**Texto**
______________________________

O príncipe Kropotkin e a literatura russa
Por Christopher Domínguez
Michael
Nenhum outro revolucionário legou
uma imagem tão impecável como Piotr Kropotkin (1842-1921), “anarquista entre os
príncipes e príncipe entre os anarquistas”, segundo o crítico dinamarquês Georg
Brandes.1
É unânime a lembrança de seu bom berço
no bairro dos Velhos Cavaleiros de Moscou, de sua primorosa educação à maneira
do czarismo do Iluminismo, de sua alta relevância como geógrafo de estatura
internacional — ainda hoje célebre autor dos mapas siberianos —, e seu caráter
simultaneamente gentil e firme. Ele é o único dos anarquistas que, com seu
“anarquismo científico”, tinha algo a dizer ao século XXI, segundo o
historiador marxista Eric Hobsbawm.2
Enquanto Mikhail Bakunin não é
perdoado por seu estridente antissemitismo ou Pierre-Joseph Proudhon por sua
cruel misoginia, Kropotkin saiu ileso da arena do absolutismo e da Revolução.
Em 1914, enlouqueceu seu povo ao fazer o impensável para um anarquista: tomar
partido, na Grande Guerra, pela civilização contra a barbárie, pela França e
seus aliados contra os impérios centrais e pela Rússia.3
Ao fazê-lo, “autorizou”

______________________________

**Dados fornecidos**
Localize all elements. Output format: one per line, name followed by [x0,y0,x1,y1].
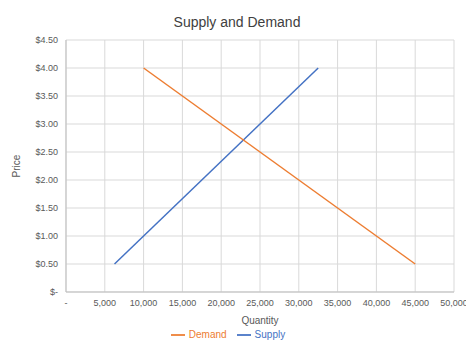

______________________________

**Complete o seguinte**
A) No texto sobre Kropotkin, liste todas as pessoas mencionadas pelo nome a partir da frase iniciada por “Nenhum outro revolucionário legou”.
B) Prolongue o texto sobre Kropotkin a partir do ponto em que ele termina.

**Respostas**
A)
Piotr Kropotkin
Georg Brandes
Eric Hobsbawm
Mikhail Bakunin
Pierre-Joseph Proudhon

B)
Buenaventura Durruti e os anarquistas espanhóis, que, pouco mais de vinte anos
depois, aderem ao governo da República Espanhola como ministros. Exilado desde
1876, retornou à Rússia em 1917 e, apesar de condenar sem reservas a revolução
bolchevique, esse “socialismo de Estado” escravista idealizado pelos primeiros
anarquistas, Lênin o recebeu duas vezes. Em sua morte, no que provavelmente foi
o último gesto de deferência dos bolcheviques em relação à oposição, lhe deram
um funeral oficial, que sua família recusou.
Suas Memórias de um
revolucionário (1899) foram para outro príncipe — D. S. Mirski em História
da literatura russa (1926)4 junto com as de Aleksandr Herzen (Passado
e pensamentos, 1870), um modelo do gênero. O que eu não sabia é que
Kropotkin também era o autor de Russian Literature. Ideals and Realities
(1905).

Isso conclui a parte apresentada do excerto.